Source →
****************************************
Indonesian parliament passes law banning sex outside marriage, cohabitation

Nazarudin Latif and Pizaro Gozali Idrus
Indonesian parliament passes law banning sex outside marriage, cohabitation Bambang Wuryanto, head of the parliamentary commission overseeing a revision to Indonesia’s criminal code, delivers a report on the new law, during a parliamentary plenary meeting in Jakarta, Dec. 6, 2022.
[Willy Kurniawan/Reuters]

Indonesia’s parliament passed a broad new criminal code on Tuesday that punishes sex outside marriage and cohabitation between unwed partners, in what critics called a threat to civil liberties in Southeast Asia’s most populous country.

A spokesman for the Ministry of Law and Human Rights said the new code aimed “to protect the institution of marriage and Indonesian values.” But the U.S. ambassador to Indonesia warned that the morality articles in the new criminal code could be a disincentive for foreign investment in the country.

Legislator Bambang Wuryanto said the current 76-year-old criminal code, inherited from Dutch colonial rule, was outdated.
****************************************
Problem →
List every person identified by name in the article on Indonesia's new criminal code. Nothing in the records is required for this.

[Element placement data]
****************************************
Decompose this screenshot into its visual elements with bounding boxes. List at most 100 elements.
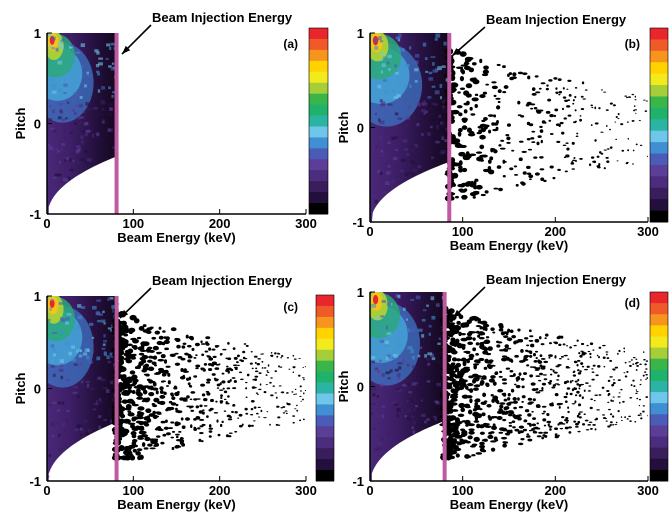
tail-point [539,156,544,159]
speckle [97,376,102,380]
tail-point [211,361,217,365]
speckle [81,429,85,433]
tail-point [232,364,238,366]
tail-point [122,324,129,330]
tail-point [170,436,175,439]
tail-point [472,337,476,341]
speckle [49,44,52,49]
tail-point [478,336,485,340]
tail-point [247,424,252,428]
tail-point [138,325,145,331]
tail-point [255,392,259,394]
speckle [406,363,410,367]
tail-point [265,374,268,376]
speckle [59,102,63,106]
tail-point [124,455,132,461]
tail-point [626,121,629,123]
tail-point [563,354,568,357]
speckle [375,321,380,325]
tail-point [645,368,648,370]
tail-point [175,409,180,413]
tail-point [582,98,586,100]
tail-point [158,335,164,340]
tail-point [456,342,462,348]
tail-point [499,404,504,409]
tail-point [142,389,148,395]
tail-point [580,107,585,111]
speckle [413,144,419,148]
tail-point [135,451,141,456]
tail-point [517,442,524,446]
tail-point [253,406,257,409]
speckle [53,147,59,152]
tail-point [505,133,510,137]
y-tick-label: -1 [352,474,364,489]
tail-point [159,386,164,391]
tail-point [492,381,497,386]
speckle [431,315,436,320]
y-tick-label: 0 [357,121,364,136]
tail-point [284,410,288,412]
tail-point [583,413,586,416]
tail-point [555,365,560,368]
tail-point [638,404,641,407]
tail-point [559,121,564,125]
speckle [47,143,51,147]
tail-point [598,346,602,349]
tail-point [638,398,641,401]
tail-point [258,372,262,375]
tail-point [469,398,473,404]
speckle [53,176,57,179]
tail-point [476,330,480,334]
tail-point [522,372,528,375]
speckle [384,343,390,347]
colorbar-segment [650,210,668,223]
tail-point [459,76,465,82]
injection-energy-line [447,33,452,222]
tail-point [479,431,485,435]
tail-point [609,421,613,424]
tail-point [215,400,218,403]
tail-point [191,347,195,352]
speckle [435,400,440,405]
tail-point [527,438,533,442]
tail-point [543,424,547,427]
speckle [101,86,106,90]
speckle [73,363,79,366]
tail-point [454,434,461,438]
injection-energy-line [442,292,447,481]
tail-point [614,366,619,369]
tail-point [489,156,494,161]
tail-point [147,443,153,447]
speckle [379,339,385,343]
tail-point [171,446,175,451]
tail-point [483,65,489,70]
speckle [82,130,86,133]
tail-point [269,381,272,384]
tail-point [123,333,129,337]
tail-point [147,366,155,372]
speckle [86,355,90,360]
tail-point [634,109,638,111]
speckle [79,116,84,119]
tail-point [285,412,288,415]
speckle [68,157,72,162]
tail-point [594,106,597,110]
tail-point [635,358,638,360]
tail-point [600,152,604,155]
speckle [111,94,114,98]
speckle [427,96,432,99]
colorbar-segment [309,60,328,73]
speckle [386,354,391,358]
colorbar-segment [309,181,328,193]
tail-point [568,93,572,97]
speckle [109,107,113,111]
tail-point [569,380,572,384]
tail-point [189,337,194,341]
tail-point [481,332,486,336]
tail-point [566,387,571,390]
speckle [402,139,408,143]
tail-point [500,411,507,414]
speckle [408,172,413,175]
tail-point [612,104,616,107]
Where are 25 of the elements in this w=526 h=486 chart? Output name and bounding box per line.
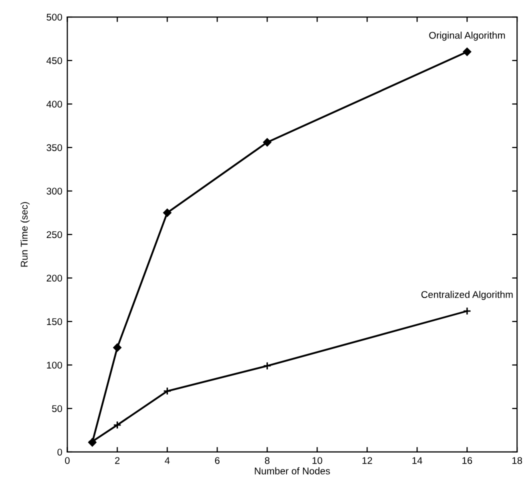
****************************************
Task output →
- Nazarudin Latif
- Pizaro Gozali Idrus
- Bambang Wuryanto
- Willy Kurniawan